Look through the listing and locate every line containing the word "existing"; copy those lines.

— Begin Material provided —

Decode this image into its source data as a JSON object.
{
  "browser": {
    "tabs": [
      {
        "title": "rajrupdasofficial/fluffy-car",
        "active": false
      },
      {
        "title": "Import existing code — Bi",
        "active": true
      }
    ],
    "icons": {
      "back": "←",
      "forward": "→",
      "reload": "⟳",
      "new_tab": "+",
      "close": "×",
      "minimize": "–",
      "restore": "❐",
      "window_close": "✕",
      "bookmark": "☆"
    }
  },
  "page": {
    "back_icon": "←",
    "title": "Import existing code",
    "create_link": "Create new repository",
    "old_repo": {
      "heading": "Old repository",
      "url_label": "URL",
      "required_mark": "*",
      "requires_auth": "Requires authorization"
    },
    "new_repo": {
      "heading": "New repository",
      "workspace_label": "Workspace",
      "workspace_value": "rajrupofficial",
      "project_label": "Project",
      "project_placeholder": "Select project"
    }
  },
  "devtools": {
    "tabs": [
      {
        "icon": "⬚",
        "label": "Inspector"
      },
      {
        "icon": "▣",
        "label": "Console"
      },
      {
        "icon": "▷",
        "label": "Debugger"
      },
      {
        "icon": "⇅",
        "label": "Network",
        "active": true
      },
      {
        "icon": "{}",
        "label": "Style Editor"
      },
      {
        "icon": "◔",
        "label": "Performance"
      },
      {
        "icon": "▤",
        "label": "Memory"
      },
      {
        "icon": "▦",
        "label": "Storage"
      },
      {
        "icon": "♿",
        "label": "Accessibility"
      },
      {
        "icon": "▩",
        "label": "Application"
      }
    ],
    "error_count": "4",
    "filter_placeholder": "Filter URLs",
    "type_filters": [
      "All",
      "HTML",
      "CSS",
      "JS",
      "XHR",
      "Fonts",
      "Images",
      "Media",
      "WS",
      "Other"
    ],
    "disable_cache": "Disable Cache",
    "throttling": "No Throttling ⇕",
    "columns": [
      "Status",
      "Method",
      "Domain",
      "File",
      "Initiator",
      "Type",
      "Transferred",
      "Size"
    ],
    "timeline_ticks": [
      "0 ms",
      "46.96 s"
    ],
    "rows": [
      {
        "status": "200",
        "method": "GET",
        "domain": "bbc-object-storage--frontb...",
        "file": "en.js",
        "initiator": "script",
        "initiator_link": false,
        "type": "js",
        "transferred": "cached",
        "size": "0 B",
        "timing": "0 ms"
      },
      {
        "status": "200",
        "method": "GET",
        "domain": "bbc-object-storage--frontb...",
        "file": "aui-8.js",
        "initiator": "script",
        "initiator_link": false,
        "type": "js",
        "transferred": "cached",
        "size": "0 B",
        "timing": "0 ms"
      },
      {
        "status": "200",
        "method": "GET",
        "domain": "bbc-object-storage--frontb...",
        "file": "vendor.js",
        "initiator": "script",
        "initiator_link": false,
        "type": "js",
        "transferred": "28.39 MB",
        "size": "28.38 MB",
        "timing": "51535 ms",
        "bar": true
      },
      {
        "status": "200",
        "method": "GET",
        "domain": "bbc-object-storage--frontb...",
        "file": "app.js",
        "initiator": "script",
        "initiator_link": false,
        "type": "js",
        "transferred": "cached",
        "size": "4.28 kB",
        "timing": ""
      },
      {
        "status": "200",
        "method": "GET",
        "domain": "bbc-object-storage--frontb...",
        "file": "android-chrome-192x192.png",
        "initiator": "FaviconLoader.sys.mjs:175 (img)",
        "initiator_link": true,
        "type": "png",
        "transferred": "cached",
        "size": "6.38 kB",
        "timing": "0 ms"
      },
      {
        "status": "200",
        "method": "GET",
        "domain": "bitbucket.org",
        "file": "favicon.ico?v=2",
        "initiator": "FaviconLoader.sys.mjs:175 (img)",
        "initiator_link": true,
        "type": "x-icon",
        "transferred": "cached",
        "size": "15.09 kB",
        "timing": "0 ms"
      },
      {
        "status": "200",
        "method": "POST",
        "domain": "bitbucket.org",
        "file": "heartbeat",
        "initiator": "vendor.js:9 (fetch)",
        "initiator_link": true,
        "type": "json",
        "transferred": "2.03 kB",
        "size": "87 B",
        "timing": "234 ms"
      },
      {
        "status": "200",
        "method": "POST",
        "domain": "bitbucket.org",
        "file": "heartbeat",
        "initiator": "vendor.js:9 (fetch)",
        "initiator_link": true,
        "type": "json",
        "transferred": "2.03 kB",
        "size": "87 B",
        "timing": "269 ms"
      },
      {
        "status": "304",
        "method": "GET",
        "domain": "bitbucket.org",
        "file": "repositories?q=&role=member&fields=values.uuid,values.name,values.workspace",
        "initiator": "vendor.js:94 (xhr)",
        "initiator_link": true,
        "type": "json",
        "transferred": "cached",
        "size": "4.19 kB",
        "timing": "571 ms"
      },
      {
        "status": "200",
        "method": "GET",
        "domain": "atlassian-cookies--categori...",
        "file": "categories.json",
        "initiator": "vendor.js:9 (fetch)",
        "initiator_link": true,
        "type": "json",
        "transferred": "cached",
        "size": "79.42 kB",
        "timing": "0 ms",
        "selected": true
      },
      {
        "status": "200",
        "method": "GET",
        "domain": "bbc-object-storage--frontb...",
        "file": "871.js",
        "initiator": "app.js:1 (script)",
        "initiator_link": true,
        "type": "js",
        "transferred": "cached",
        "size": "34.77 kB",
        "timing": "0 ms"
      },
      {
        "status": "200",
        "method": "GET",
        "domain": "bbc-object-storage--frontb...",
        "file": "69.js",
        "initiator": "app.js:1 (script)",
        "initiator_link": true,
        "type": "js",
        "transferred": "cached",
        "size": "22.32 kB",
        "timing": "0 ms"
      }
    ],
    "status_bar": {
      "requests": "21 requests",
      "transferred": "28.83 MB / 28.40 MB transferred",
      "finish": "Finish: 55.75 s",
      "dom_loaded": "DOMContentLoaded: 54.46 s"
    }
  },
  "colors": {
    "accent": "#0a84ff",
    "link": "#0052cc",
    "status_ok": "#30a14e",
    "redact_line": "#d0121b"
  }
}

— End Material provided —

Response for this exercise
        "title": "Import existing code — Bi",
    "title": "Import existing code",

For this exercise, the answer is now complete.